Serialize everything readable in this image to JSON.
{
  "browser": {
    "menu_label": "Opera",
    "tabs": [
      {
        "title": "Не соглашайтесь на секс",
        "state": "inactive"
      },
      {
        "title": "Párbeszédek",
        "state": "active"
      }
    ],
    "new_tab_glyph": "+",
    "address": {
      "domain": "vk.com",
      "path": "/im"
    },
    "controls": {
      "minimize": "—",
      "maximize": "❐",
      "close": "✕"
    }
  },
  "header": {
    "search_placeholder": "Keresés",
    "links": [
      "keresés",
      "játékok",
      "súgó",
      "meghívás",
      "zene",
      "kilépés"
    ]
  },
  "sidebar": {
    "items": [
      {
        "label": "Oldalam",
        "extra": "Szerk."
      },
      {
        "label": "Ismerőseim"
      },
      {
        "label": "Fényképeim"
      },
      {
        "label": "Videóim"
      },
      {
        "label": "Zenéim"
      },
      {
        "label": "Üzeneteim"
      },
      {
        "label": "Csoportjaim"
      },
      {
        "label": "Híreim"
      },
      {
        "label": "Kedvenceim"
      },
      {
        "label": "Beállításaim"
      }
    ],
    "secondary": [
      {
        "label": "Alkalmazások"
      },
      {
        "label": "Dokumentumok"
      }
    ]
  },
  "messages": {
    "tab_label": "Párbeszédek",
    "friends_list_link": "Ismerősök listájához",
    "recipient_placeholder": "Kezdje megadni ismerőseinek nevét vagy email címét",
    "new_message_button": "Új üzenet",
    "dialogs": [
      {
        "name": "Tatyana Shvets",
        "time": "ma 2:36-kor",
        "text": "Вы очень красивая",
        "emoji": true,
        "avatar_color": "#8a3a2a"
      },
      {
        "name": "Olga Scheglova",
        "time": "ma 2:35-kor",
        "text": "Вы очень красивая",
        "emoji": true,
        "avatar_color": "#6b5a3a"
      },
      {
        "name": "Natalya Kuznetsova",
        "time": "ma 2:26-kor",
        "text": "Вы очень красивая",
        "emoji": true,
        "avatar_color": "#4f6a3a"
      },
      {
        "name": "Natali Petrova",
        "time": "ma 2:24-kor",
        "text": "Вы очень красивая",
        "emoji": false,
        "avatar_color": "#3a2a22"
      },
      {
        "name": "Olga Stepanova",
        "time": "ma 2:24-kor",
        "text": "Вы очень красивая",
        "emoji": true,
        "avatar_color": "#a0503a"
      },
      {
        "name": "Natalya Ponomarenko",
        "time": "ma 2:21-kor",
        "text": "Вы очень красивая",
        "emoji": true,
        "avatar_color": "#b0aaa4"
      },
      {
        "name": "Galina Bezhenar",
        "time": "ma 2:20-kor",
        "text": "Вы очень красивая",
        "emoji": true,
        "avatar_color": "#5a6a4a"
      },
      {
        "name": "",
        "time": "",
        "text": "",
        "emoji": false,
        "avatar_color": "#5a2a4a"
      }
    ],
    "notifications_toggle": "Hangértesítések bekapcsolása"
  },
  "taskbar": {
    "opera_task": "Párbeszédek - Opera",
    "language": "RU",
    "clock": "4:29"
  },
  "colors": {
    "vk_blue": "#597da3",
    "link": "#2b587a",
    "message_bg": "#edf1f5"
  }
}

What is being asked: Your task is to quote all of the data word for word.

Written answer:
Serialize everything readable in this image to JSON.
{
  "browser": {
    "menu_label": "Opera",
    "tabs": [
      {
        "title": "Не соглашайтесь на секс",
        "state": "inactive"
      },
      {
        "title": "Párbeszédek",
        "state": "active"
      }
    ],
    "new_tab_glyph": "+",
    "address": {
      "domain": "vk.com",
      "path": "/im"
    },
    "controls": {
      "minimize": "—",
      "maximize": "❐",
      "close": "✕"
    }
  },
  "header": {
    "search_placeholder": "Keresés",
    "links": [
      "keresés",
      "játékok",
      "súgó",
      "meghívás",
      "zene",
      "kilépés"
    ]
  },
  "sidebar": {
    "items": [
      {
        "label": "Oldalam",
        "extra": "Szerk."
      },
      {
        "label": "Ismerőseim"
      },
      {
        "label": "Fényképeim"
      },
      {
        "label": "Videóim"
      },
      {
        "label": "Zenéim"
      },
      {
        "label": "Üzeneteim"
      },
      {
        "label": "Csoportjaim"
      },
      {
        "label": "Híreim"
      },
      {
        "label": "Kedvenceim"
      },
      {
        "label": "Beállításaim"
      }
    ],
    "secondary": [
      {
        "label": "Alkalmazások"
      },
      {
        "label": "Dokumentumok"
      }
    ]
  },
  "messages": {
    "tab_label": "Párbeszédek",
    "friends_list_link": "Ismerősök listájához",
    "recipient_placeholder": "Kezdje megadni ismerőseinek nevét vagy email címét",
    "new_message_button": "Új üzenet",
    "dialogs": [
      {
        "name": "Tatyana Shvets",
        "time": "ma 2:36-kor",
        "text": "Вы очень красивая",
        "emoji": true,
        "avatar_color": "#8a3a2a"
      },
      {
        "name": "Olga Scheglova",
        "time": "ma 2:35-kor",
        "text": "Вы очень красивая",
        "emoji": true,
        "avatar_color": "#6b5a3a"
      },
      {
        "name": "Natalya Kuznetsova",
        "time": "ma 2:26-kor",
        "text": "Вы очень красивая",
        "emoji": true,
        "avatar_color": "#4f6a3a"
      },
      {
        "name": "Natali Petrova",
        "time": "ma 2:24-kor",
        "text": "Вы очень красивая",
        "emoji": false,
        "avatar_color": "#3a2a22"
      },
      {
        "name": "Olga Stepanova",
        "time": "ma 2:24-kor",
        "text": "Вы очень красивая",
        "emoji": true,
        "avatar_color": "#a0503a"
      },
      {
        "name": "Natalya Ponomarenko",
        "time": "ma 2:21-kor",
        "text": "Вы очень красивая",
        "emoji": true,
        "avatar_color": "#b0aaa4"
      },
      {
        "name": "Galina Bezhenar",
        "time": "ma 2:20-kor",
        "text": "Вы очень красивая",
        "emoji": true,
        "avatar_color": "#5a6a4a"
      },
      {
        "name": "",
        "time": "",
        "text": "",
        "emoji": false,
        "avatar_color": "#5a2a4a"
      }
    ],
    "notifications_toggle": "Hangértesítések bekapcsolása"
  },
  "taskbar": {
    "opera_task": "Párbeszédek - Opera",
    "language": "RU",
    "clock": "4:29"
  },
  "colors": {
    "vk_blue": "#597da3",
    "link": "#2b587a",
    "message_bg": "#edf1f5"
  }
}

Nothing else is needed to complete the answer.